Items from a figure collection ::
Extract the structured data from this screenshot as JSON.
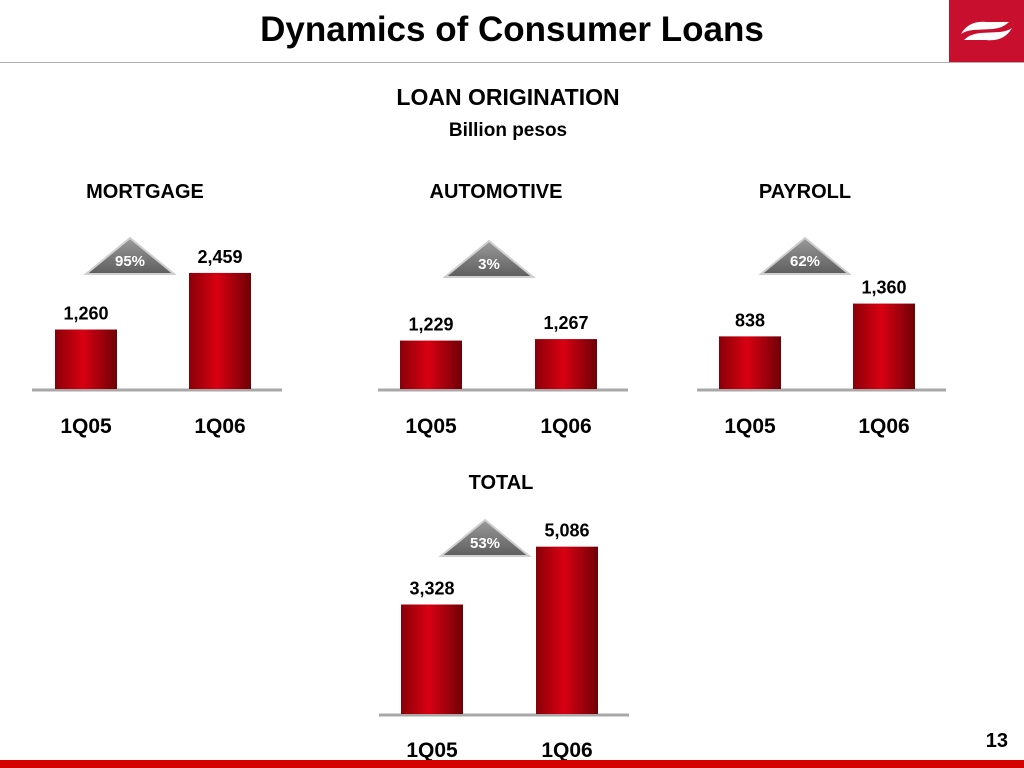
{
  "slide": {
    "title": "Dynamics of Consumer Loans",
    "heading": "LOAN ORIGINATION",
    "subheading": "Billion pesos",
    "page_number": "13",
    "bar_color": "#c40010",
    "badge_color": "#7a7a7a",
    "accent_color": "#d40000"
  },
  "chart_data": [
    {
      "type": "bar",
      "title": "MORTGAGE",
      "categories": [
        "1Q05",
        "1Q06"
      ],
      "values": [
        1260,
        2459
      ],
      "value_labels": [
        "1,260",
        "2,459"
      ],
      "growth_badge": "95%"
    },
    {
      "type": "bar",
      "title": "AUTOMOTIVE",
      "categories": [
        "1Q05",
        "1Q06"
      ],
      "values": [
        1229,
        1267
      ],
      "value_labels": [
        "1,229",
        "1,267"
      ],
      "growth_badge": "3%"
    },
    {
      "type": "bar",
      "title": "PAYROLL",
      "categories": [
        "1Q05",
        "1Q06"
      ],
      "values": [
        838,
        1360
      ],
      "value_labels": [
        "838",
        "1,360"
      ],
      "growth_badge": "62%"
    },
    {
      "type": "bar",
      "title": "TOTAL",
      "categories": [
        "1Q05",
        "1Q06"
      ],
      "values": [
        3328,
        5086
      ],
      "value_labels": [
        "3,328",
        "5,086"
      ],
      "growth_badge": "53%"
    }
  ]
}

Exercise goal :: Leave out the pictures and give the rest of the records again exactly.

Reply to the task ::
Extract the structured data from this screenshot as JSON.
{
  "slide": {
    "title": "Dynamics of Consumer Loans",
    "heading": "LOAN ORIGINATION",
    "subheading": "Billion pesos",
    "page_number": "13",
    "bar_color": "#c40010",
    "badge_color": "#7a7a7a",
    "accent_color": "#d40000"
  },
  "chart_data": [
    {
      "type": "bar",
      "title": "MORTGAGE",
      "categories": [
        "1Q05",
        "1Q06"
      ],
      "values": [
        1260,
        2459
      ],
      "value_labels": [
        "1,260",
        "2,459"
      ],
      "growth_badge": "95%"
    },
    {
      "type": "bar",
      "title": "AUTOMOTIVE",
      "categories": [
        "1Q05",
        "1Q06"
      ],
      "values": [
        1229,
        1267
      ],
      "value_labels": [
        "1,229",
        "1,267"
      ],
      "growth_badge": "3%"
    },
    {
      "type": "bar",
      "title": "PAYROLL",
      "categories": [
        "1Q05",
        "1Q06"
      ],
      "values": [
        838,
        1360
      ],
      "value_labels": [
        "838",
        "1,360"
      ],
      "growth_badge": "62%"
    },
    {
      "type": "bar",
      "title": "TOTAL",
      "categories": [
        "1Q05",
        "1Q06"
      ],
      "values": [
        3328,
        5086
      ],
      "value_labels": [
        "3,328",
        "5,086"
      ],
      "growth_badge": "53%"
    }
  ]
}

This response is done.